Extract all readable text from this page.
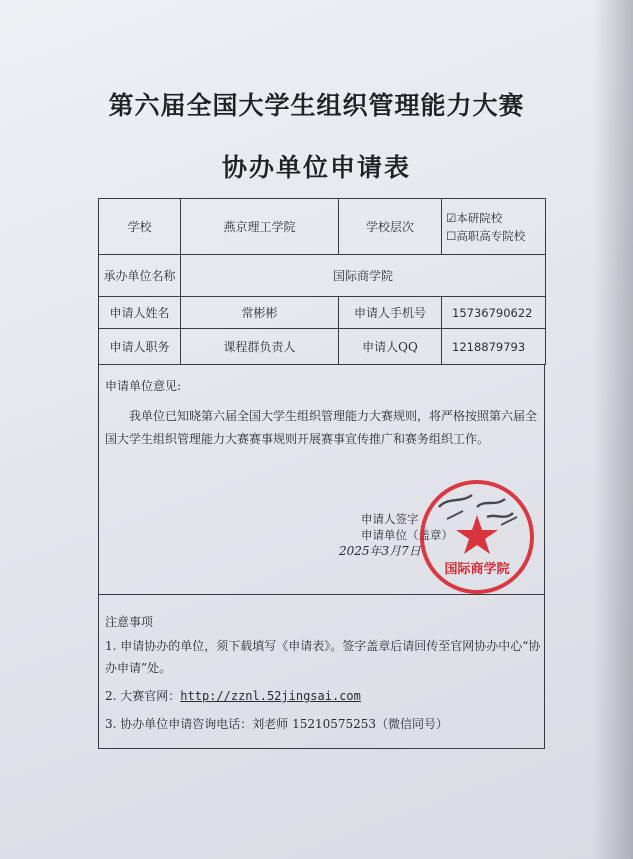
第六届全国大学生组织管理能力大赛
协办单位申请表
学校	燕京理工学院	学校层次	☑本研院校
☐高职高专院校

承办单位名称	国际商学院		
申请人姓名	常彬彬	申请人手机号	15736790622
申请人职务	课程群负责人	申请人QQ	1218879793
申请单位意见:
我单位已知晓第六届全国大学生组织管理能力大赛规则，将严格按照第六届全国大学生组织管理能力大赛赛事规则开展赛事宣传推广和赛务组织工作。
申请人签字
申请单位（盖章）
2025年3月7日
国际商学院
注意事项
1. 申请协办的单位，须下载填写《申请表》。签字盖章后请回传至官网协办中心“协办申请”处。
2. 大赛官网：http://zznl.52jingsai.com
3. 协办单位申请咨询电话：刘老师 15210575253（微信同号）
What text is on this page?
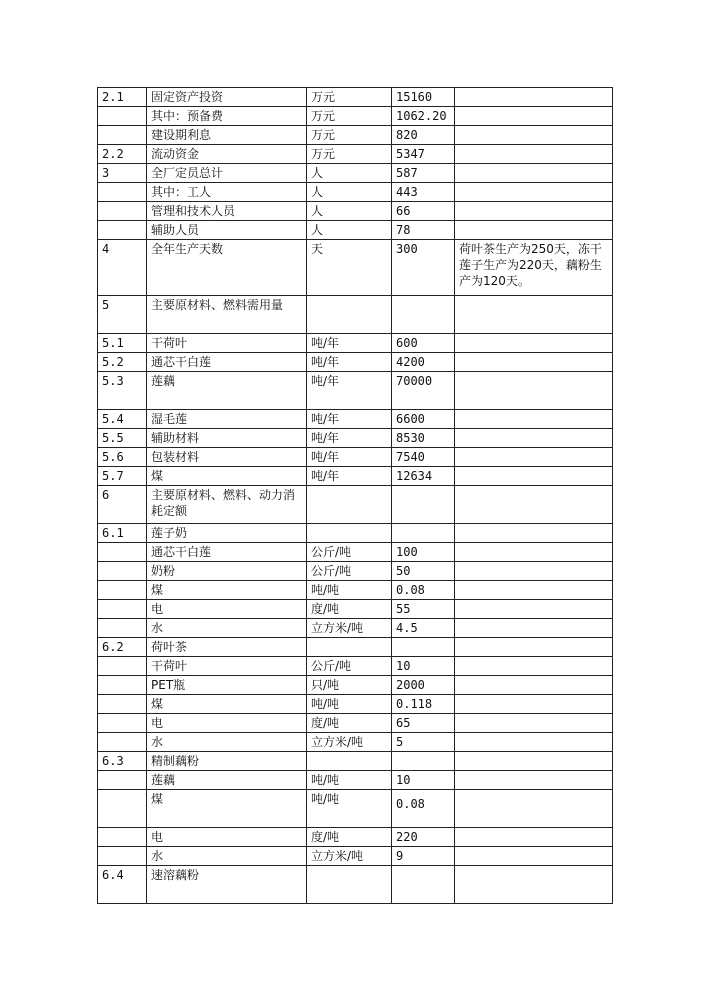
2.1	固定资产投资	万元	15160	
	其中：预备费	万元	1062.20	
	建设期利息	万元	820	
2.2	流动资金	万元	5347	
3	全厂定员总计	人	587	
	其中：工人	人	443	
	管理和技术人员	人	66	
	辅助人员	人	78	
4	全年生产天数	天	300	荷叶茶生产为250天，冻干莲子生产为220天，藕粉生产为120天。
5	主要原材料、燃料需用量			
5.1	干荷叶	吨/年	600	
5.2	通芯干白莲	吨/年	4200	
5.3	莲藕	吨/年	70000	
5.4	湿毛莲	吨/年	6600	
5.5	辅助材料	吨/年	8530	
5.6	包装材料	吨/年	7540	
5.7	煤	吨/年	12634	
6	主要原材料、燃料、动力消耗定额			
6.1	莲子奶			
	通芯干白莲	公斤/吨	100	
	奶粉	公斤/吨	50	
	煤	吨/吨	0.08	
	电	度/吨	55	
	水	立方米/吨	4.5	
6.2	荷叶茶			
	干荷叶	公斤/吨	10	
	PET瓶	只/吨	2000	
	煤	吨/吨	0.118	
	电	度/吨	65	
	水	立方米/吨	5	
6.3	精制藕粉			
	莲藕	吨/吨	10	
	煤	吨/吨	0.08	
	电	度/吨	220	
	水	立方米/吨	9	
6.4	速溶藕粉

--

- _What this task involves_
The lines to be extracted begin at the line containing "What text is on this page?" and continue through the final line of the material above, both ends included. Reproduce them exactly, without the pictures.

- _Complete answer_
What text is on this page?
2.1	固定资产投资	万元	15160	
	其中：预备费	万元	1062.20	
	建设期利息	万元	820	
2.2	流动资金	万元	5347	
3	全厂定员总计	人	587	
	其中：工人	人	443	
	管理和技术人员	人	66	
	辅助人员	人	78	
4	全年生产天数	天	300	荷叶茶生产为250天，冻干莲子生产为220天，藕粉生产为120天。
5	主要原材料、燃料需用量			
5.1	干荷叶	吨/年	600	
5.2	通芯干白莲	吨/年	4200	
5.3	莲藕	吨/年	70000	
5.4	湿毛莲	吨/年	6600	
5.5	辅助材料	吨/年	8530	
5.6	包装材料	吨/年	7540	
5.7	煤	吨/年	12634	
6	主要原材料、燃料、动力消耗定额			
6.1	莲子奶			
	通芯干白莲	公斤/吨	100	
	奶粉	公斤/吨	50	
	煤	吨/吨	0.08	
	电	度/吨	55	
	水	立方米/吨	4.5	
6.2	荷叶茶			
	干荷叶	公斤/吨	10	
	PET瓶	只/吨	2000	
	煤	吨/吨	0.118	
	电	度/吨	65	
	水	立方米/吨	5	
6.3	精制藕粉			
	莲藕	吨/吨	10	
	煤	吨/吨	0.08	
	电	度/吨	220	
	水	立方米/吨	9	
6.4	速溶藕粉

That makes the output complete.